**Data for this task:**
------------------------------

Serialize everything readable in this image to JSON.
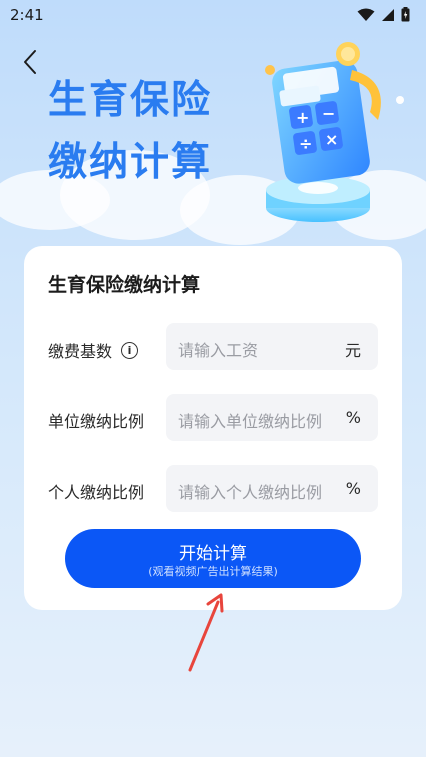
{
  "status_bar": {
    "time": "2:41",
    "icons": [
      "wifi-icon",
      "signal-icon",
      "battery-icon"
    ]
  },
  "nav": {
    "back_icon": "chevron-left-icon"
  },
  "hero": {
    "title_line1": "生育保险",
    "title_line2": "缴纳计算"
  },
  "form": {
    "title": "生育保险缴纳计算",
    "rows": [
      {
        "label": "缴费基数",
        "placeholder": "请输入工资",
        "unit": "元",
        "has_info_icon": true
      },
      {
        "label": "单位缴纳比例",
        "placeholder": "请输入单位缴纳比例",
        "unit": "%"
      },
      {
        "label": "个人缴纳比例",
        "placeholder": "请输入个人缴纳比例",
        "unit": "%"
      }
    ],
    "submit_label": "开始计算",
    "submit_sublabel": "(观看视频广告出计算结果)"
  },
  "colors": {
    "accent": "#0b57f6",
    "title_blue": "#2a7cf0",
    "annotation_arrow": "#e8453c"
  }
}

------------------------------

**Task details:**
Write out each entry exactly as given, omitting any picture.

**Answer:**
Serialize everything readable in this image to JSON.
{
  "status_bar": {
    "time": "2:41",
    "icons": [
      "wifi-icon",
      "signal-icon",
      "battery-icon"
    ]
  },
  "nav": {
    "back_icon": "chevron-left-icon"
  },
  "hero": {
    "title_line1": "生育保险",
    "title_line2": "缴纳计算"
  },
  "form": {
    "title": "生育保险缴纳计算",
    "rows": [
      {
        "label": "缴费基数",
        "placeholder": "请输入工资",
        "unit": "元",
        "has_info_icon": true
      },
      {
        "label": "单位缴纳比例",
        "placeholder": "请输入单位缴纳比例",
        "unit": "%"
      },
      {
        "label": "个人缴纳比例",
        "placeholder": "请输入个人缴纳比例",
        "unit": "%"
      }
    ],
    "submit_label": "开始计算",
    "submit_sublabel": "(观看视频广告出计算结果)"
  },
  "colors": {
    "accent": "#0b57f6",
    "title_blue": "#2a7cf0",
    "annotation_arrow": "#e8453c"
  }
}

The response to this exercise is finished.